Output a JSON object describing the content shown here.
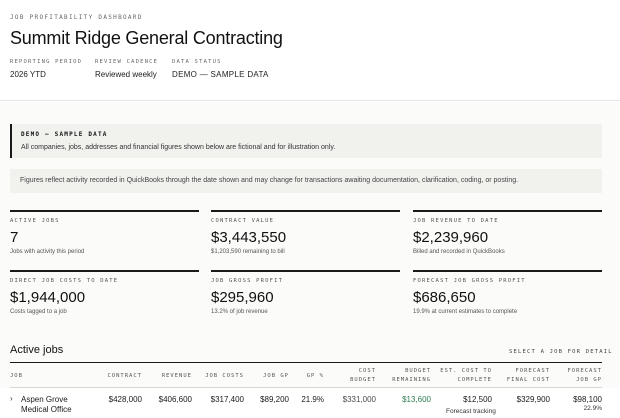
{
  "header": {
    "eyebrow": "JOB PROFITABILITY DASHBOARD",
    "title": "Summit Ridge General Contracting",
    "meta": [
      {
        "label": "REPORTING PERIOD",
        "value": "2026 YTD"
      },
      {
        "label": "REVIEW CADENCE",
        "value": "Reviewed weekly"
      },
      {
        "label": "DATA STATUS",
        "value": "DEMO — SAMPLE DATA"
      }
    ]
  },
  "banner": {
    "title": "DEMO — SAMPLE DATA",
    "body": "All companies, jobs, addresses and financial figures shown below are fictional and for illustration only."
  },
  "note": "Figures reflect activity recorded in QuickBooks through the date shown and may change for transactions awaiting documentation, clarification, coding, or posting.",
  "kpis": [
    {
      "label": "ACTIVE JOBS",
      "value": "7",
      "sub": "Jobs with activity this period"
    },
    {
      "label": "CONTRACT VALUE",
      "value": "$3,443,550",
      "sub": "$1,203,590 remaining to bill"
    },
    {
      "label": "JOB REVENUE TO DATE",
      "value": "$2,239,960",
      "sub": "Billed and recorded in QuickBooks"
    },
    {
      "label": "DIRECT JOB COSTS TO DATE",
      "value": "$1,944,000",
      "sub": "Costs tagged to a job"
    },
    {
      "label": "JOB GROSS PROFIT",
      "value": "$295,960",
      "sub": "13.2% of job revenue"
    },
    {
      "label": "FORECAST JOB GROSS PROFIT",
      "value": "$686,650",
      "sub": "19.9% at current estimates to complete"
    }
  ],
  "jobs_section": {
    "title": "Active jobs",
    "link": "SELECT A JOB FOR DETAIL",
    "columns": {
      "job": "JOB",
      "contract": "CONTRACT",
      "revenue": "REVENUE",
      "job_costs": "JOB COSTS",
      "job_gp": "JOB GP",
      "gp_pct": "GP %",
      "cost_budget_1": "COST",
      "cost_budget_2": "BUDGET",
      "budget_remaining_1": "BUDGET",
      "budget_remaining_2": "REMAINING",
      "est_cost_1": "EST. COST TO",
      "est_cost_2": "COMPLETE",
      "forecast_final_1": "FORECAST",
      "forecast_final_2": "FINAL COST",
      "forecast_gp_1": "FORECAST",
      "forecast_gp_2": "JOB GP"
    },
    "rows": [
      {
        "expand_icon": "chevron-right-icon",
        "job_line1": "Aspen Grove",
        "job_line2": "Medical Office",
        "contract": "$428,000",
        "revenue": "$406,600",
        "job_costs": "$317,400",
        "job_gp": "$89,200",
        "gp_pct": "21.9%",
        "cost_budget": "$331,000",
        "budget_remaining": "$13,600",
        "est_cost": "$12,500",
        "est_cost_note": "Forecast tracking",
        "forecast_final": "$329,900",
        "forecast_gp": "$98,100",
        "forecast_gp_pct": "22.9%"
      }
    ]
  },
  "colors": {
    "accent": "#1a1a1a",
    "positive": "#2f7d4f",
    "panel": "#f1f2ee"
  }
}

• **REQUIRED TASK**:
Copy out the data above exactly, except the pictures.

• **FINISHED ANSWER**:
Output a JSON object describing the content shown here.
{
  "header": {
    "eyebrow": "JOB PROFITABILITY DASHBOARD",
    "title": "Summit Ridge General Contracting",
    "meta": [
      {
        "label": "REPORTING PERIOD",
        "value": "2026 YTD"
      },
      {
        "label": "REVIEW CADENCE",
        "value": "Reviewed weekly"
      },
      {
        "label": "DATA STATUS",
        "value": "DEMO — SAMPLE DATA"
      }
    ]
  },
  "banner": {
    "title": "DEMO — SAMPLE DATA",
    "body": "All companies, jobs, addresses and financial figures shown below are fictional and for illustration only."
  },
  "note": "Figures reflect activity recorded in QuickBooks through the date shown and may change for transactions awaiting documentation, clarification, coding, or posting.",
  "kpis": [
    {
      "label": "ACTIVE JOBS",
      "value": "7",
      "sub": "Jobs with activity this period"
    },
    {
      "label": "CONTRACT VALUE",
      "value": "$3,443,550",
      "sub": "$1,203,590 remaining to bill"
    },
    {
      "label": "JOB REVENUE TO DATE",
      "value": "$2,239,960",
      "sub": "Billed and recorded in QuickBooks"
    },
    {
      "label": "DIRECT JOB COSTS TO DATE",
      "value": "$1,944,000",
      "sub": "Costs tagged to a job"
    },
    {
      "label": "JOB GROSS PROFIT",
      "value": "$295,960",
      "sub": "13.2% of job revenue"
    },
    {
      "label": "FORECAST JOB GROSS PROFIT",
      "value": "$686,650",
      "sub": "19.9% at current estimates to complete"
    }
  ],
  "jobs_section": {
    "title": "Active jobs",
    "link": "SELECT A JOB FOR DETAIL",
    "columns": {
      "job": "JOB",
      "contract": "CONTRACT",
      "revenue": "REVENUE",
      "job_costs": "JOB COSTS",
      "job_gp": "JOB GP",
      "gp_pct": "GP %",
      "cost_budget_1": "COST",
      "cost_budget_2": "BUDGET",
      "budget_remaining_1": "BUDGET",
      "budget_remaining_2": "REMAINING",
      "est_cost_1": "EST. COST TO",
      "est_cost_2": "COMPLETE",
      "forecast_final_1": "FORECAST",
      "forecast_final_2": "FINAL COST",
      "forecast_gp_1": "FORECAST",
      "forecast_gp_2": "JOB GP"
    },
    "rows": [
      {
        "expand_icon": "chevron-right-icon",
        "job_line1": "Aspen Grove",
        "job_line2": "Medical Office",
        "contract": "$428,000",
        "revenue": "$406,600",
        "job_costs": "$317,400",
        "job_gp": "$89,200",
        "gp_pct": "21.9%",
        "cost_budget": "$331,000",
        "budget_remaining": "$13,600",
        "est_cost": "$12,500",
        "est_cost_note": "Forecast tracking",
        "forecast_final": "$329,900",
        "forecast_gp": "$98,100",
        "forecast_gp_pct": "22.9%"
      }
    ]
  },
  "colors": {
    "accent": "#1a1a1a",
    "positive": "#2f7d4f",
    "panel": "#f1f2ee"
  }
}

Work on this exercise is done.